> [Exercise]:
Every line that holds the string "aperture" is to be identified and copied.

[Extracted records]
========

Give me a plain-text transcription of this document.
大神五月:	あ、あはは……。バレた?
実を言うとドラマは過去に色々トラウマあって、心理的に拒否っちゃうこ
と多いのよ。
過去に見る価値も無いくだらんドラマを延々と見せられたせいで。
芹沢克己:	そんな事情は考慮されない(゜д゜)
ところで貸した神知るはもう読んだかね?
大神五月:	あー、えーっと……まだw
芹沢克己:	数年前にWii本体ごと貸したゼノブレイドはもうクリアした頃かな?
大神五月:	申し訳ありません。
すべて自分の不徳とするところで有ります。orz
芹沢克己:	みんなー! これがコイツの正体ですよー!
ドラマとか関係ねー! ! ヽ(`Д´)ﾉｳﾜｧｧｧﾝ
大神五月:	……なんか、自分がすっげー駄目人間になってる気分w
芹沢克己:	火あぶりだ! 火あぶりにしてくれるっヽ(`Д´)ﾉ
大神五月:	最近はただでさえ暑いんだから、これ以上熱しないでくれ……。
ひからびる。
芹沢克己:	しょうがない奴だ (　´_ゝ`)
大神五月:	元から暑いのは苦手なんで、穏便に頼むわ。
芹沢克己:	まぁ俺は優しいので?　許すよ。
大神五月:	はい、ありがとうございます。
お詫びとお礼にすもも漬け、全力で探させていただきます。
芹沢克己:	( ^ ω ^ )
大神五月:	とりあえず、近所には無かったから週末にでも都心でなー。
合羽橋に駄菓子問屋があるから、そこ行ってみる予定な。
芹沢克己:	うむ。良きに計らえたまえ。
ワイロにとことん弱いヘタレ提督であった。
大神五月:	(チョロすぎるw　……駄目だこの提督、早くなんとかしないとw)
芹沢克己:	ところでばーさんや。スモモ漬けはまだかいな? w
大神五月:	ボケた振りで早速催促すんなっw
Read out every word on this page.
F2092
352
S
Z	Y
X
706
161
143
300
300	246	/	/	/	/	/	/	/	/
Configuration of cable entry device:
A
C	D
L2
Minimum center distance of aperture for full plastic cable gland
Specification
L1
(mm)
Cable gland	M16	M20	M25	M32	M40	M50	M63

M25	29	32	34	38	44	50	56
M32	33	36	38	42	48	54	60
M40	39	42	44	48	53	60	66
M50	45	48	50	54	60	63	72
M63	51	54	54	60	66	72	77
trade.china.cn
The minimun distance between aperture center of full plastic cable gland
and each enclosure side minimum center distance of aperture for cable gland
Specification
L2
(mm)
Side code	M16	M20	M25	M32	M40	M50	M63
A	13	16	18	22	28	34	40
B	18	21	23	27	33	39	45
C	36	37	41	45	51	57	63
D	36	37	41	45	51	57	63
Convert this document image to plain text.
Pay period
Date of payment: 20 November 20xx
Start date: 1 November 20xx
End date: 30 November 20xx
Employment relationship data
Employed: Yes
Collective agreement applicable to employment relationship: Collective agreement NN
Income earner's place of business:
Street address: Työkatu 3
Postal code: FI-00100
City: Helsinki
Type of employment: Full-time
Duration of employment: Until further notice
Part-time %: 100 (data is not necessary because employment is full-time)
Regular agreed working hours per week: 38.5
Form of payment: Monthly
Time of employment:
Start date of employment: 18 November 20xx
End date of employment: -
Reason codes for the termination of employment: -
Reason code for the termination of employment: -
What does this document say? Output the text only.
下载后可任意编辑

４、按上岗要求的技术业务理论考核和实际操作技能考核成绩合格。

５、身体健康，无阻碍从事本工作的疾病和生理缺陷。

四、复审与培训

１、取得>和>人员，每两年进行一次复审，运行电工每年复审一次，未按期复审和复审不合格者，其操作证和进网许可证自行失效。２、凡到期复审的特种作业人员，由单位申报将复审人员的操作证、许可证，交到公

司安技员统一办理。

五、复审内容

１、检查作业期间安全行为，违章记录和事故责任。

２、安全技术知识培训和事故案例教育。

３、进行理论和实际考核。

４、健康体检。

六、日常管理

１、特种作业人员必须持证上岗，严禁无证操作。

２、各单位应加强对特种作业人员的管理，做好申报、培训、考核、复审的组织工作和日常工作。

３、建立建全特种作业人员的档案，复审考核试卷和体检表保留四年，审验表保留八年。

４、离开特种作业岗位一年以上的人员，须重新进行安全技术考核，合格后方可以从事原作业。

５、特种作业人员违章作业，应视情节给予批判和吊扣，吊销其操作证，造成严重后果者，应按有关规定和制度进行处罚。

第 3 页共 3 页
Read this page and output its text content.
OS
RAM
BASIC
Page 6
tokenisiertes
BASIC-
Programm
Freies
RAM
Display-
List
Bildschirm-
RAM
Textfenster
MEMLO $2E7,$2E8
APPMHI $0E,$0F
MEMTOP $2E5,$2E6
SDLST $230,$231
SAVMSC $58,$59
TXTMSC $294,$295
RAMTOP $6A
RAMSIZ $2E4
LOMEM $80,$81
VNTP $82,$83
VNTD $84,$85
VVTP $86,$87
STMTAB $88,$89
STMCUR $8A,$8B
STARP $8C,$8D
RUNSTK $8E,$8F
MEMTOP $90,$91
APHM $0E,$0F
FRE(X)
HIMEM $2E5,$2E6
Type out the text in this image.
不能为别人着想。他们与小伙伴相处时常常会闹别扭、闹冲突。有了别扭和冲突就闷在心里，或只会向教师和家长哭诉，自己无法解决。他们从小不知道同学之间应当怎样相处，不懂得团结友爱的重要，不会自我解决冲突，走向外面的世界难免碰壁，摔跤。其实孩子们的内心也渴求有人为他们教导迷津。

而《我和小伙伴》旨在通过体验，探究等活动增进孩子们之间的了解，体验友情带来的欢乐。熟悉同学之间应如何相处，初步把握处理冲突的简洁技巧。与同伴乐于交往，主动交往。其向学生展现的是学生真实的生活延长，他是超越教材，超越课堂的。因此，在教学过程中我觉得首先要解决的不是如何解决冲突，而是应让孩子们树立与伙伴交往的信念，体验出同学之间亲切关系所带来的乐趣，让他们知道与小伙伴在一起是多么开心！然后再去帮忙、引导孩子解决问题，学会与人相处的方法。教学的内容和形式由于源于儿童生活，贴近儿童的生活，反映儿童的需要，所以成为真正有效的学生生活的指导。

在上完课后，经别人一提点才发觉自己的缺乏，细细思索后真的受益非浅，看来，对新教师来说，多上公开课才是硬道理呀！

========

> [The response]:
Minimum center distance of aperture for full plastic cable gland
The minimun distance between aperture center of full plastic cable gland
and each enclosure side minimum center distance of aperture for cable gland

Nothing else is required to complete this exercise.